What to do:
Using the data below, copy every line that contains the word "Plane".

== Data listing

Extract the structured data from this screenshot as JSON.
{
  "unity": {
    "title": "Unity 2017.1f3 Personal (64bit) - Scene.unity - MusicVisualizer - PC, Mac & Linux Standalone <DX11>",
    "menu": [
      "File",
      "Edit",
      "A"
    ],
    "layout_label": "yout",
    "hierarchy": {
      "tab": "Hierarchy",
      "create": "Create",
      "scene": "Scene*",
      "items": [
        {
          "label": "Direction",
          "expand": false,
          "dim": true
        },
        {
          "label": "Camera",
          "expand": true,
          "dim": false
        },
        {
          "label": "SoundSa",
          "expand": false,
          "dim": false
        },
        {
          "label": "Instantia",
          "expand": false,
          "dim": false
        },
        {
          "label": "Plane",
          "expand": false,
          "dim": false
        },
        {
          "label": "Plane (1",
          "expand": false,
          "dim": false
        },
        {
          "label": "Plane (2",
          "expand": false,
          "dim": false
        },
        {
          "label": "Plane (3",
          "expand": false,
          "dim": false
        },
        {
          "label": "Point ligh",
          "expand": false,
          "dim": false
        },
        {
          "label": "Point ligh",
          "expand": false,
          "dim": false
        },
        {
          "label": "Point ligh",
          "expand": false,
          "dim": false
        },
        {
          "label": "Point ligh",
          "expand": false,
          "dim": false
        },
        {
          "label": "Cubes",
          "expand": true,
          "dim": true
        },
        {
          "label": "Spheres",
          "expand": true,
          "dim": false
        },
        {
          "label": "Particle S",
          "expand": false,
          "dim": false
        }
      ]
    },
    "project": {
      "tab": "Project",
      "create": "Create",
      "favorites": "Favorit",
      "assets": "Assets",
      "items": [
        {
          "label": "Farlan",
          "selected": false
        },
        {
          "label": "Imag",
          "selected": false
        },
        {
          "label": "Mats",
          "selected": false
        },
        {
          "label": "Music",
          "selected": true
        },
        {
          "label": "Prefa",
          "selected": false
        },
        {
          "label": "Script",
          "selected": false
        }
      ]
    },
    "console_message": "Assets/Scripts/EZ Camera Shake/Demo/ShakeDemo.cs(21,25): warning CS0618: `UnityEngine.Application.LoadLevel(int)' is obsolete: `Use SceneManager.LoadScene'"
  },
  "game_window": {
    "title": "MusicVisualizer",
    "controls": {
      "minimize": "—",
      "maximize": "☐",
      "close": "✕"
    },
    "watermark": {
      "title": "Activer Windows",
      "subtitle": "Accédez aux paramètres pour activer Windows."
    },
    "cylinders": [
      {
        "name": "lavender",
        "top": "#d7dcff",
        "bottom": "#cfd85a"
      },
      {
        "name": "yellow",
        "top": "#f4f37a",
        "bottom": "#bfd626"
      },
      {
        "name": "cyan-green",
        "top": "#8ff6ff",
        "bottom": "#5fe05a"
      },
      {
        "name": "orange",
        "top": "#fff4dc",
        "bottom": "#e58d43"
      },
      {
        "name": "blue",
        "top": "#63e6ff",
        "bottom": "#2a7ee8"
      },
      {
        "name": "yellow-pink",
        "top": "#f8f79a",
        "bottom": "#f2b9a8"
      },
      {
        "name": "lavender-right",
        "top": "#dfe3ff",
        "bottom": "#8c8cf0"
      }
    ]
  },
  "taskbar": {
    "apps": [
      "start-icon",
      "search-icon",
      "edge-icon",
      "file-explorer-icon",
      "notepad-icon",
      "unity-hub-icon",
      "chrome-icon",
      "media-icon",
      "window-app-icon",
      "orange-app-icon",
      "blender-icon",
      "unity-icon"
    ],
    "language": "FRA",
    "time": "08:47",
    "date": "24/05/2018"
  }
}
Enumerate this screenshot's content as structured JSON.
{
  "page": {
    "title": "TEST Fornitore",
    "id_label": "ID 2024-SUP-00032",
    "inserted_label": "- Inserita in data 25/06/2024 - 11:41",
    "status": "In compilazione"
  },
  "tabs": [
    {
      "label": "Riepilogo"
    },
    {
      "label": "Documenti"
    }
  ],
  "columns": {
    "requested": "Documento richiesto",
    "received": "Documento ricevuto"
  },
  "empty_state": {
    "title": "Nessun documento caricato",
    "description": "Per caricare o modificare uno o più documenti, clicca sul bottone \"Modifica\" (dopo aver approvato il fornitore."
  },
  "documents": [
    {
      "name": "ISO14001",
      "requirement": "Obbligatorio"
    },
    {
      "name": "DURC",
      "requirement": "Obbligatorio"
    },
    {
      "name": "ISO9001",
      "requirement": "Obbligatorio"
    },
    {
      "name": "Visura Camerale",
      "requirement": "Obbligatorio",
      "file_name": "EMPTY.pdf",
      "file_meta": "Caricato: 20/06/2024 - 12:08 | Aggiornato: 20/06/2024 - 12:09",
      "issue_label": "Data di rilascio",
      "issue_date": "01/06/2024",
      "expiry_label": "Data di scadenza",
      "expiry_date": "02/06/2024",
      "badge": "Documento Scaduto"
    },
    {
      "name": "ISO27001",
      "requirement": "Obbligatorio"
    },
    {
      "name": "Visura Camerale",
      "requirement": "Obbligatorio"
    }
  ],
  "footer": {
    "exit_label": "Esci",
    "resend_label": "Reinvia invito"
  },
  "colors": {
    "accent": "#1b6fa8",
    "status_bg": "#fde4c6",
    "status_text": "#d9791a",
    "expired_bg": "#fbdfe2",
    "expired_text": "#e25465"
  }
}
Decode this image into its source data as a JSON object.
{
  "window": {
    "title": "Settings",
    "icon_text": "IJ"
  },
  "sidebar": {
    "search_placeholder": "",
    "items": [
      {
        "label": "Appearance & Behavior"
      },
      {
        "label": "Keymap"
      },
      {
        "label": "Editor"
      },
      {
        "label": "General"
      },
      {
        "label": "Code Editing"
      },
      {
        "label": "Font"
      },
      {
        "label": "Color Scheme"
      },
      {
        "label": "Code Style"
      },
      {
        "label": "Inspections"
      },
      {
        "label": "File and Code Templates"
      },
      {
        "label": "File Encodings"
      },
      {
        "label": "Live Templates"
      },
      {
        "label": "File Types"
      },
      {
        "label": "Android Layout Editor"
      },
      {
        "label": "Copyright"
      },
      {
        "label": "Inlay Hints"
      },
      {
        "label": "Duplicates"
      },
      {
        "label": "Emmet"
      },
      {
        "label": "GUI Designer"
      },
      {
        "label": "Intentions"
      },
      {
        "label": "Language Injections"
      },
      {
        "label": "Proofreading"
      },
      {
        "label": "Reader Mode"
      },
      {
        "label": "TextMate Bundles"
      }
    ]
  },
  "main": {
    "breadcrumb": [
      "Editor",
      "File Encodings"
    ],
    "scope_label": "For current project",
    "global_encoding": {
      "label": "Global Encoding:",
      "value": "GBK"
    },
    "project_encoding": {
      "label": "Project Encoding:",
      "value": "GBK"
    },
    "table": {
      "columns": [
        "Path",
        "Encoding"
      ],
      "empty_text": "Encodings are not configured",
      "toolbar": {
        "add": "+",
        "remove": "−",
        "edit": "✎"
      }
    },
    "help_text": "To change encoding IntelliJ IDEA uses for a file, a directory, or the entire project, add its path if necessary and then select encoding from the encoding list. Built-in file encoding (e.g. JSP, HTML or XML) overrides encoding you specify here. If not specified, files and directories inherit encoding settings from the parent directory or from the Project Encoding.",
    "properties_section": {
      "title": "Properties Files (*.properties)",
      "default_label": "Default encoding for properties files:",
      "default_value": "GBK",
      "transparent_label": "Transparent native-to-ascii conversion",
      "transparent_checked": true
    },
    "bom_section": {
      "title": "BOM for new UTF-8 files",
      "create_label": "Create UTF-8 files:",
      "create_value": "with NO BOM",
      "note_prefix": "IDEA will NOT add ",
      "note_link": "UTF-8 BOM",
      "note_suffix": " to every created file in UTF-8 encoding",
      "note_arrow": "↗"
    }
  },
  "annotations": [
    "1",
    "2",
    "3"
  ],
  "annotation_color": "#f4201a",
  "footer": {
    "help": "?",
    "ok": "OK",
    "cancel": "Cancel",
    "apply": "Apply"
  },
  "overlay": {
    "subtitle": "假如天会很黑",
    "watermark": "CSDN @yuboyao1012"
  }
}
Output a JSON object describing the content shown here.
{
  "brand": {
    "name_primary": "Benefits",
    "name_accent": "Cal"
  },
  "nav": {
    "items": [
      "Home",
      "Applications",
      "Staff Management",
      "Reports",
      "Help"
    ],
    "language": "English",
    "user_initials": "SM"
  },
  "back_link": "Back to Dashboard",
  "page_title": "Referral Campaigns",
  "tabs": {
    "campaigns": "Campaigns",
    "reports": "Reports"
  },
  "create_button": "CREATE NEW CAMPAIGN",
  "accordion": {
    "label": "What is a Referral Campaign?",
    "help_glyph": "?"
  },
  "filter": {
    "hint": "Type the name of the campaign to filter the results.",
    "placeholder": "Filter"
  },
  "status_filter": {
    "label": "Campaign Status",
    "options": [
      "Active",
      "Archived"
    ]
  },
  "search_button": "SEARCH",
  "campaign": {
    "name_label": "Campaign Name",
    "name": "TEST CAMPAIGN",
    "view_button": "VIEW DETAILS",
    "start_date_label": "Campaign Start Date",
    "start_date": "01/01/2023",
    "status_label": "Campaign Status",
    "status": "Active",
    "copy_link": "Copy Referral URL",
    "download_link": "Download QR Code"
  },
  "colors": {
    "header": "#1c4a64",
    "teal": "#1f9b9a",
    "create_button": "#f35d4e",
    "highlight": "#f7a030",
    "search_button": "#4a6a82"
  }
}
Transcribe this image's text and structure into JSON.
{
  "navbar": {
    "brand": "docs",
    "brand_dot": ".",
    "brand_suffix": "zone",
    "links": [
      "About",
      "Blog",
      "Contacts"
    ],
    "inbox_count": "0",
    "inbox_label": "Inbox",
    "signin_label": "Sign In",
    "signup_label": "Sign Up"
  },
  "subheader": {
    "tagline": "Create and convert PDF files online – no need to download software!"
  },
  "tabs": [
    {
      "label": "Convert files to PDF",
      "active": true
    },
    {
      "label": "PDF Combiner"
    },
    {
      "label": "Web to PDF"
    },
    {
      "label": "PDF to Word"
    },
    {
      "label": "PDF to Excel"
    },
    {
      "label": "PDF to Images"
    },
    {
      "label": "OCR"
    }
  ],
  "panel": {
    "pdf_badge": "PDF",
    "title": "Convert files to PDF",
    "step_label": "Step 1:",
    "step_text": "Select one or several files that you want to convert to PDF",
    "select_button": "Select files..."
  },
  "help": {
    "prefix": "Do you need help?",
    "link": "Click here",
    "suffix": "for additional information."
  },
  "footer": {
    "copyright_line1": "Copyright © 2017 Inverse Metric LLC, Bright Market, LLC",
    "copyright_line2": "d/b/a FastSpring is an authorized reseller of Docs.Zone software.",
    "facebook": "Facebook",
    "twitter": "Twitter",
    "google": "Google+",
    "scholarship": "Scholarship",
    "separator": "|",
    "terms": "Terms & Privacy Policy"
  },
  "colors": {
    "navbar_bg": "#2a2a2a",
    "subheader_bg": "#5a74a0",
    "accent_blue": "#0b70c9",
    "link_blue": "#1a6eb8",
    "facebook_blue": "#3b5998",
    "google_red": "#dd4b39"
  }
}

====

Result for this task:
          "label": "Plane",
          "label": "Plane (1",
          "label": "Plane (2",
          "label": "Plane (3",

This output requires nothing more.